▸ Data for the task:
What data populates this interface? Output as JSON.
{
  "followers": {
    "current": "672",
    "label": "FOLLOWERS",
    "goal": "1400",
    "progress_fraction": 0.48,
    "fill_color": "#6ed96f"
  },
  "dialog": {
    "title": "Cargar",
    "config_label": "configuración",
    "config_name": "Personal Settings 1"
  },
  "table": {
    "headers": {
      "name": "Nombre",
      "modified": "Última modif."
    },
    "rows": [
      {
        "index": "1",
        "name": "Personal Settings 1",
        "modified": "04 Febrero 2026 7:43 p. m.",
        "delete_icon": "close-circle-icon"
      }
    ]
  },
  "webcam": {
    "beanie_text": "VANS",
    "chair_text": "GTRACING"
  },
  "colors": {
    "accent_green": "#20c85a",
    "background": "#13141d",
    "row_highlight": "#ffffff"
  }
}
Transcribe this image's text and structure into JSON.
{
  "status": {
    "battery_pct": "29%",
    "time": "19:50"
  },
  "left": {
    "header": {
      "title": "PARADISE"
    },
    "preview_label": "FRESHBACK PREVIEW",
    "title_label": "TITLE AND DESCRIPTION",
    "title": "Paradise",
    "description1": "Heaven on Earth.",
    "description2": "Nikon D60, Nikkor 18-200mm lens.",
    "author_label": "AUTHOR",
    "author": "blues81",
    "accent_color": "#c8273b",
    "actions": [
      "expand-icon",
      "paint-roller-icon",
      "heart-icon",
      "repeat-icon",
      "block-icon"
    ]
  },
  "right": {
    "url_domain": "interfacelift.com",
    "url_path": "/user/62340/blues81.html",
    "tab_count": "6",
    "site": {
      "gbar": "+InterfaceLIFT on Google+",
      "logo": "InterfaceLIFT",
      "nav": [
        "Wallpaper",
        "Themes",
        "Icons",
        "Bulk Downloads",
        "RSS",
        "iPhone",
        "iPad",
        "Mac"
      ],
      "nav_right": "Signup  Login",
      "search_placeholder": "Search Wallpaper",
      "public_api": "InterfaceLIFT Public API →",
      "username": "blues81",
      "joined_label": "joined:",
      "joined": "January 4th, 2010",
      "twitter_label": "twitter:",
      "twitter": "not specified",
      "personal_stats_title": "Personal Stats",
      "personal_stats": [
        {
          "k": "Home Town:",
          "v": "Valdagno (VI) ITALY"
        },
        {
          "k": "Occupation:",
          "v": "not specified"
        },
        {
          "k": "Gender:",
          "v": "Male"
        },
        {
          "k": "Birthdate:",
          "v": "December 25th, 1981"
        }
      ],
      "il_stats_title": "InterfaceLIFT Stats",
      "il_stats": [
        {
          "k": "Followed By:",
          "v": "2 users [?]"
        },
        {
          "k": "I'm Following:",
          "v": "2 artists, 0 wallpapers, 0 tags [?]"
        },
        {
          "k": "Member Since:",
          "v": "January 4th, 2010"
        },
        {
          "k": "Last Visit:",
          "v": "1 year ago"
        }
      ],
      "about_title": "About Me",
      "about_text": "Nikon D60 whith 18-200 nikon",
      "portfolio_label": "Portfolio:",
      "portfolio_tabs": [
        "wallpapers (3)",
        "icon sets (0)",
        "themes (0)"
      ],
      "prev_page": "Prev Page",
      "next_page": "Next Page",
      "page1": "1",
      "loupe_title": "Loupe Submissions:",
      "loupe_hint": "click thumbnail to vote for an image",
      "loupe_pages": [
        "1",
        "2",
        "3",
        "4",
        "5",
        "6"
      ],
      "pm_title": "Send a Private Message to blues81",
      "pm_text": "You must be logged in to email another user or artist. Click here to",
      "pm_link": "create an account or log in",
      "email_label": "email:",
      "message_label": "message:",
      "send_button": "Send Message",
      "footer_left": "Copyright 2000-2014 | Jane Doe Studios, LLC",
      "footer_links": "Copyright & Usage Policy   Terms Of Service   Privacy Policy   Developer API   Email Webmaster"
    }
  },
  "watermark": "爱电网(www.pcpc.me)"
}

▸ Task goal: Retype every record above exactly as it appears.

▸ Output for this exercise:
What data populates this interface? Output as JSON.
{
  "followers": {
    "current": "672",
    "label": "FOLLOWERS",
    "goal": "1400",
    "progress_fraction": 0.48,
    "fill_color": "#6ed96f"
  },
  "dialog": {
    "title": "Cargar",
    "config_label": "configuración",
    "config_name": "Personal Settings 1"
  },
  "table": {
    "headers": {
      "name": "Nombre",
      "modified": "Última modif."
    },
    "rows": [
      {
        "index": "1",
        "name": "Personal Settings 1",
        "modified": "04 Febrero 2026 7:43 p. m.",
        "delete_icon": "close-circle-icon"
      }
    ]
  },
  "webcam": {
    "beanie_text": "VANS",
    "chair_text": "GTRACING"
  },
  "colors": {
    "accent_green": "#20c85a",
    "background": "#13141d",
    "row_highlight": "#ffffff"
  }
}
Transcribe this image's text and structure into JSON.
{
  "status": {
    "battery_pct": "29%",
    "time": "19:50"
  },
  "left": {
    "header": {
      "title": "PARADISE"
    },
    "preview_label": "FRESHBACK PREVIEW",
    "title_label": "TITLE AND DESCRIPTION",
    "title": "Paradise",
    "description1": "Heaven on Earth.",
    "description2": "Nikon D60, Nikkor 18-200mm lens.",
    "author_label": "AUTHOR",
    "author": "blues81",
    "accent_color": "#c8273b",
    "actions": [
      "expand-icon",
      "paint-roller-icon",
      "heart-icon",
      "repeat-icon",
      "block-icon"
    ]
  },
  "right": {
    "url_domain": "interfacelift.com",
    "url_path": "/user/62340/blues81.html",
    "tab_count": "6",
    "site": {
      "gbar": "+InterfaceLIFT on Google+",
      "logo": "InterfaceLIFT",
      "nav": [
        "Wallpaper",
        "Themes",
        "Icons",
        "Bulk Downloads",
        "RSS",
        "iPhone",
        "iPad",
        "Mac"
      ],
      "nav_right": "Signup  Login",
      "search_placeholder": "Search Wallpaper",
      "public_api": "InterfaceLIFT Public API →",
      "username": "blues81",
      "joined_label": "joined:",
      "joined": "January 4th, 2010",
      "twitter_label": "twitter:",
      "twitter": "not specified",
      "personal_stats_title": "Personal Stats",
      "personal_stats": [
        {
          "k": "Home Town:",
          "v": "Valdagno (VI) ITALY"
        },
        {
          "k": "Occupation:",
          "v": "not specified"
        },
        {
          "k": "Gender:",
          "v": "Male"
        },
        {
          "k": "Birthdate:",
          "v": "December 25th, 1981"
        }
      ],
      "il_stats_title": "InterfaceLIFT Stats",
      "il_stats": [
        {
          "k": "Followed By:",
          "v": "2 users [?]"
        },
        {
          "k": "I'm Following:",
          "v": "2 artists, 0 wallpapers, 0 tags [?]"
        },
        {
          "k": "Member Since:",
          "v": "January 4th, 2010"
        },
        {
          "k": "Last Visit:",
          "v": "1 year ago"
        }
      ],
      "about_title": "About Me",
      "about_text": "Nikon D60 whith 18-200 nikon",
      "portfolio_label": "Portfolio:",
      "portfolio_tabs": [
        "wallpapers (3)",
        "icon sets (0)",
        "themes (0)"
      ],
      "prev_page": "Prev Page",
      "next_page": "Next Page",
      "page1": "1",
      "loupe_title": "Loupe Submissions:",
      "loupe_hint": "click thumbnail to vote for an image",
      "loupe_pages": [
        "1",
        "2",
        "3",
        "4",
        "5",
        "6"
      ],
      "pm_title": "Send a Private Message to blues81",
      "pm_text": "You must be logged in to email another user or artist. Click here to",
      "pm_link": "create an account or log in",
      "email_label": "email:",
      "message_label": "message:",
      "send_button": "Send Message",
      "footer_left": "Copyright 2000-2014 | Jane Doe Studios, LLC",
      "footer_links": "Copyright & Usage Policy   Terms Of Service   Privacy Policy   Developer API   Email Webmaster"
    }
  },
  "watermark": "爱电网(www.pcpc.me)"
}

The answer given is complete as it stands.